_GIVEN INSTRUCTION_
Answer with one number: how many lines hold "сельсовет".

_RECORDS FOR PROCESSING_
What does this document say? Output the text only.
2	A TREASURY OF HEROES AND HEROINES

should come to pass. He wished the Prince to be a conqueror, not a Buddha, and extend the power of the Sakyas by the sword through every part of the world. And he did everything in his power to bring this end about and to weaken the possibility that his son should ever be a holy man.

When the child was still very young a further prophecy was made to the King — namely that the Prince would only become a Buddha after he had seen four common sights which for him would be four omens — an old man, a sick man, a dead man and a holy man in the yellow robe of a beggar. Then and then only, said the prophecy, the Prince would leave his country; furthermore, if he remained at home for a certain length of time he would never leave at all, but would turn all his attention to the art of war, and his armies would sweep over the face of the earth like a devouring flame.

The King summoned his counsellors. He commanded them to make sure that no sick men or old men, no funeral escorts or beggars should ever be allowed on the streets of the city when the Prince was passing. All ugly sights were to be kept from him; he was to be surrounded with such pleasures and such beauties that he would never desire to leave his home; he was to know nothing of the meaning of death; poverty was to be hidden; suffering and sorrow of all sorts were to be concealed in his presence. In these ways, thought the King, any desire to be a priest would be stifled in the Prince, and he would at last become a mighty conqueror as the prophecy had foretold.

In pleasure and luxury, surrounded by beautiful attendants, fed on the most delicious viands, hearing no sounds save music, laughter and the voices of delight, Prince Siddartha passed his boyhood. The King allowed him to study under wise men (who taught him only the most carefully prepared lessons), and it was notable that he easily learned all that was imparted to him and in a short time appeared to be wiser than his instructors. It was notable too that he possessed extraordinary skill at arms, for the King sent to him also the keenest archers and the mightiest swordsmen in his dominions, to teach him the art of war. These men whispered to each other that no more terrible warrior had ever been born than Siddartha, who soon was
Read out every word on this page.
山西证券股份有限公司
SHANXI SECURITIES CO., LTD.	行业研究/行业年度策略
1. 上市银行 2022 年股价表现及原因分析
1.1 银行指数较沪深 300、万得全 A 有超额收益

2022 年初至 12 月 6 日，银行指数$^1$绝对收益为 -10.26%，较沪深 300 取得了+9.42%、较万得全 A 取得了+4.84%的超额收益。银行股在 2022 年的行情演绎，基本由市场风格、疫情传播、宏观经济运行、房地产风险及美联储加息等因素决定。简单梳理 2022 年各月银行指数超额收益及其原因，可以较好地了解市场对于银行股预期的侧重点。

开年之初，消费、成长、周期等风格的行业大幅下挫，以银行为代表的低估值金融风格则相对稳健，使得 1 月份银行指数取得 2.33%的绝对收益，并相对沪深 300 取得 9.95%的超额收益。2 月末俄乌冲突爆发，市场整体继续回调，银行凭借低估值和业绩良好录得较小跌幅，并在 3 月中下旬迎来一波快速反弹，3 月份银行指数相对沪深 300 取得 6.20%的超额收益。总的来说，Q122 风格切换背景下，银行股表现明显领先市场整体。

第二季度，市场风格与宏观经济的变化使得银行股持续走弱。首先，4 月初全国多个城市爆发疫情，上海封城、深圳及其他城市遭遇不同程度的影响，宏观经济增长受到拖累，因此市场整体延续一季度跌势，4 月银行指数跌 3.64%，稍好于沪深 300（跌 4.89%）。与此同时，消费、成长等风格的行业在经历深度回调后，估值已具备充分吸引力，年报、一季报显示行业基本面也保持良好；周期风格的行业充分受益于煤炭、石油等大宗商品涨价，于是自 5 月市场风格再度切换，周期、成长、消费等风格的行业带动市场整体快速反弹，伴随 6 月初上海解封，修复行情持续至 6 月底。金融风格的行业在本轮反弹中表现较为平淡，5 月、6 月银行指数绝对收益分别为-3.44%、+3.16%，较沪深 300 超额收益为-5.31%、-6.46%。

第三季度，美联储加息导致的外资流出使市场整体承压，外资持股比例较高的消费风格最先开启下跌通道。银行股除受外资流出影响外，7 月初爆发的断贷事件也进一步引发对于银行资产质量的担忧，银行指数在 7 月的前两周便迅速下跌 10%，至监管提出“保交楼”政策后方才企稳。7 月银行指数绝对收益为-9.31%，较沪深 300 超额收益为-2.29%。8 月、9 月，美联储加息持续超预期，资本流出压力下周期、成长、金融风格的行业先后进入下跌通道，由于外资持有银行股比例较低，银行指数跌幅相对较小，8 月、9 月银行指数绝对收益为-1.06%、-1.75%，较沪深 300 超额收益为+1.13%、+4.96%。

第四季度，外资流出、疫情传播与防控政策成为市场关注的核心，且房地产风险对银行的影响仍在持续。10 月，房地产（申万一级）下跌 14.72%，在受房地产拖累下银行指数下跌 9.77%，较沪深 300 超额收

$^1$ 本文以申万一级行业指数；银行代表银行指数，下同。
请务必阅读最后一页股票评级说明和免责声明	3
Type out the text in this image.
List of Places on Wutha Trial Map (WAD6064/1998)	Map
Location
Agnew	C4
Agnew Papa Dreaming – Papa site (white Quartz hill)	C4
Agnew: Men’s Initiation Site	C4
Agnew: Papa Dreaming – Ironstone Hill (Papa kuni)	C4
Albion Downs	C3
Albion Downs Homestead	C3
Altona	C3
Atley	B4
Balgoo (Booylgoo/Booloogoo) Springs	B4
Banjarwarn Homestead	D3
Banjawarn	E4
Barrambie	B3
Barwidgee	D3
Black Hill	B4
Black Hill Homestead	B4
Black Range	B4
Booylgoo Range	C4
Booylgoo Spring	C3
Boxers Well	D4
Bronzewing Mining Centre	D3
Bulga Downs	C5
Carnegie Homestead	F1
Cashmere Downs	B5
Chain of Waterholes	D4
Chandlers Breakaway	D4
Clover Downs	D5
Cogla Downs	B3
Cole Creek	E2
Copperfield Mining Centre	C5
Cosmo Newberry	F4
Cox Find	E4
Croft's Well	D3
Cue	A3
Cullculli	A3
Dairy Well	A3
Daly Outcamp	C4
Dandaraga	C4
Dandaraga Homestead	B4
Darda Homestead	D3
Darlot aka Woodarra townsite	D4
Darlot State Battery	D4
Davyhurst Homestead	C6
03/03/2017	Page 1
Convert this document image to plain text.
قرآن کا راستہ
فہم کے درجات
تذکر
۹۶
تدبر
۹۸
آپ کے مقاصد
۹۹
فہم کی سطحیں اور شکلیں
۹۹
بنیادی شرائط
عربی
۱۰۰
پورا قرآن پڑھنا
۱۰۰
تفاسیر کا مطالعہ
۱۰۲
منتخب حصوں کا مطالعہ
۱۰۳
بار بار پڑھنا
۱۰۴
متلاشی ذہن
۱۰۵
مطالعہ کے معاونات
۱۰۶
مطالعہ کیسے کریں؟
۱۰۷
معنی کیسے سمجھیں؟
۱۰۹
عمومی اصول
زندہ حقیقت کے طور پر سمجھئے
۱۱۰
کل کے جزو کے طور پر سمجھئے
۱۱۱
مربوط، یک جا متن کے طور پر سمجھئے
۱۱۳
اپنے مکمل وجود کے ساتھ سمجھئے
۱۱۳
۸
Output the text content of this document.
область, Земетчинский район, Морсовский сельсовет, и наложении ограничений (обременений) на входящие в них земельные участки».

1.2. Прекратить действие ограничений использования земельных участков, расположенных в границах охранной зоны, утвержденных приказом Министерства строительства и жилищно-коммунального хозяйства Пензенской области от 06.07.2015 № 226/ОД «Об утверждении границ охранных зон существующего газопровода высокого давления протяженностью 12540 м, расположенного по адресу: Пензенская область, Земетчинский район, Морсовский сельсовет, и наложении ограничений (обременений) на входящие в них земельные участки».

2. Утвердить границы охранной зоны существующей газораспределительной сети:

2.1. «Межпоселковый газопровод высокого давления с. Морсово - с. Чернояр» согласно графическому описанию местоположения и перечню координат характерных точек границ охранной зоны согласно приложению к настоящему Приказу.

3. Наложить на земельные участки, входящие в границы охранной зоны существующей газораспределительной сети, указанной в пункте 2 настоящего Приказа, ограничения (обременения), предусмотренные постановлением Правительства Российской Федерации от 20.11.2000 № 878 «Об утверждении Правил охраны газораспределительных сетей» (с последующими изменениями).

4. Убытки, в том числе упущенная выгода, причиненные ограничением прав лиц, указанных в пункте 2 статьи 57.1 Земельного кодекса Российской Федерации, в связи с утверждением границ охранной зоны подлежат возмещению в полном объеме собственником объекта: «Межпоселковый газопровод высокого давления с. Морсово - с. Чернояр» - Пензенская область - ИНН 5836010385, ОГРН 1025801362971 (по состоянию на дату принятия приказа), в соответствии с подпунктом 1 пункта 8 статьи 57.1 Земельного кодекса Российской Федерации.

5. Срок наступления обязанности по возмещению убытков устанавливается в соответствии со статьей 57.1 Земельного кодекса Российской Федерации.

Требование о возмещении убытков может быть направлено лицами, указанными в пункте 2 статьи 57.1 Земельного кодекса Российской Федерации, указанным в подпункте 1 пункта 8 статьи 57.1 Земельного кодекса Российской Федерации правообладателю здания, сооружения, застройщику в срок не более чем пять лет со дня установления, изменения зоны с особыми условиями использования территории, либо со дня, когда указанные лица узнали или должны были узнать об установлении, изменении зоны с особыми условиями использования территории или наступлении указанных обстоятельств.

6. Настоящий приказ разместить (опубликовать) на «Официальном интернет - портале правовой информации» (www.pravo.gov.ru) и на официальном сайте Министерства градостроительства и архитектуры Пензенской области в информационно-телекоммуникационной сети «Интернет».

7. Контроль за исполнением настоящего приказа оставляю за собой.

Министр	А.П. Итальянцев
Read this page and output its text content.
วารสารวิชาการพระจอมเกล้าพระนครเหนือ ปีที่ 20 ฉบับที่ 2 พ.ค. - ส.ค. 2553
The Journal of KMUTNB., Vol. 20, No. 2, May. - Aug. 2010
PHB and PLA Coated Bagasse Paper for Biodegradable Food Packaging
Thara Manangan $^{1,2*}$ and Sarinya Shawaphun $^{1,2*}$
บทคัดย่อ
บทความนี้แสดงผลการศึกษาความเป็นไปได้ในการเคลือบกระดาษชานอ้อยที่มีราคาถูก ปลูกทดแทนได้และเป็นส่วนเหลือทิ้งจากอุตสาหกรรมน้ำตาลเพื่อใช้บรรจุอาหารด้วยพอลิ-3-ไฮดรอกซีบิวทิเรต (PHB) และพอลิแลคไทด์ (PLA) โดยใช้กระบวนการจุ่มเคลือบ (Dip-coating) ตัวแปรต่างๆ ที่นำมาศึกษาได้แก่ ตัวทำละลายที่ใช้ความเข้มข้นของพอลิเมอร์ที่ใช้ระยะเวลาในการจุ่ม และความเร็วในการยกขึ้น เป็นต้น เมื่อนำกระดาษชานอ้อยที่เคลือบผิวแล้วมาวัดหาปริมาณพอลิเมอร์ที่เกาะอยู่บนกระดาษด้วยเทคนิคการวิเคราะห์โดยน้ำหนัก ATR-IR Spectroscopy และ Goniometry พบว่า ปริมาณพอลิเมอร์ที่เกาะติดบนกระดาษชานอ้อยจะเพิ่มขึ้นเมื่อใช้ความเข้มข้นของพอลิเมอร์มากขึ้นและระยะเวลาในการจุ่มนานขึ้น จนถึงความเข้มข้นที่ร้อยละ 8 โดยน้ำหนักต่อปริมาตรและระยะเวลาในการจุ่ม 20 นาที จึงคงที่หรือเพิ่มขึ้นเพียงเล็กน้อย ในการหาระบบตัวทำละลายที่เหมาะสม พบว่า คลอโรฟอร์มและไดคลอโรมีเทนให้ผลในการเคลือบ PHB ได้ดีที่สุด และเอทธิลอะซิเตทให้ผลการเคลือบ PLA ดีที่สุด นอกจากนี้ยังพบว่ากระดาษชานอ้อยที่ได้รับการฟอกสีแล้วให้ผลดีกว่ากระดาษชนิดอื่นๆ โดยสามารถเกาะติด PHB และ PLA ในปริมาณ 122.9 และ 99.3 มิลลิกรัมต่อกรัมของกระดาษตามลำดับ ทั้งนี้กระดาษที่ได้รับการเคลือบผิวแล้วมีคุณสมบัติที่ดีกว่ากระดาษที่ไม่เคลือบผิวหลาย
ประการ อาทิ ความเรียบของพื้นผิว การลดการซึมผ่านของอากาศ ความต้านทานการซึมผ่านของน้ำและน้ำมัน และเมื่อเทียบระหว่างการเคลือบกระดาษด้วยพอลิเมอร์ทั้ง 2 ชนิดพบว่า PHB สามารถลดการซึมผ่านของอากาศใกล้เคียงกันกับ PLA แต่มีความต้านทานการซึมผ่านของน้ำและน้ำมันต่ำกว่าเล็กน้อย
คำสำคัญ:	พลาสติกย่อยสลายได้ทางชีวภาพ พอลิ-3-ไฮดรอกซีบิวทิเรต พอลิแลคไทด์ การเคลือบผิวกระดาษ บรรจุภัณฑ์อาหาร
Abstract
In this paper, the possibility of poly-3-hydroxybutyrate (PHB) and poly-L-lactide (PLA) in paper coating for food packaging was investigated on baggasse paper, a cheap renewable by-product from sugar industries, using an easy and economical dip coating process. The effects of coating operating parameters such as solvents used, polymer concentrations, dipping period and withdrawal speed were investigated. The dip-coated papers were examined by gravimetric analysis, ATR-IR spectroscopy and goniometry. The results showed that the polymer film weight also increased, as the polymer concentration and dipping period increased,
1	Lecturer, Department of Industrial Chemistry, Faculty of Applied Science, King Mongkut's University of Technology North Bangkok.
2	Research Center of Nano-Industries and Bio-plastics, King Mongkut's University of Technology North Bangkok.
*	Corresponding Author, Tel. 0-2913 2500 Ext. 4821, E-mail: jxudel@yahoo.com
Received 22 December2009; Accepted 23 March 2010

_TASK OUTPUT_
2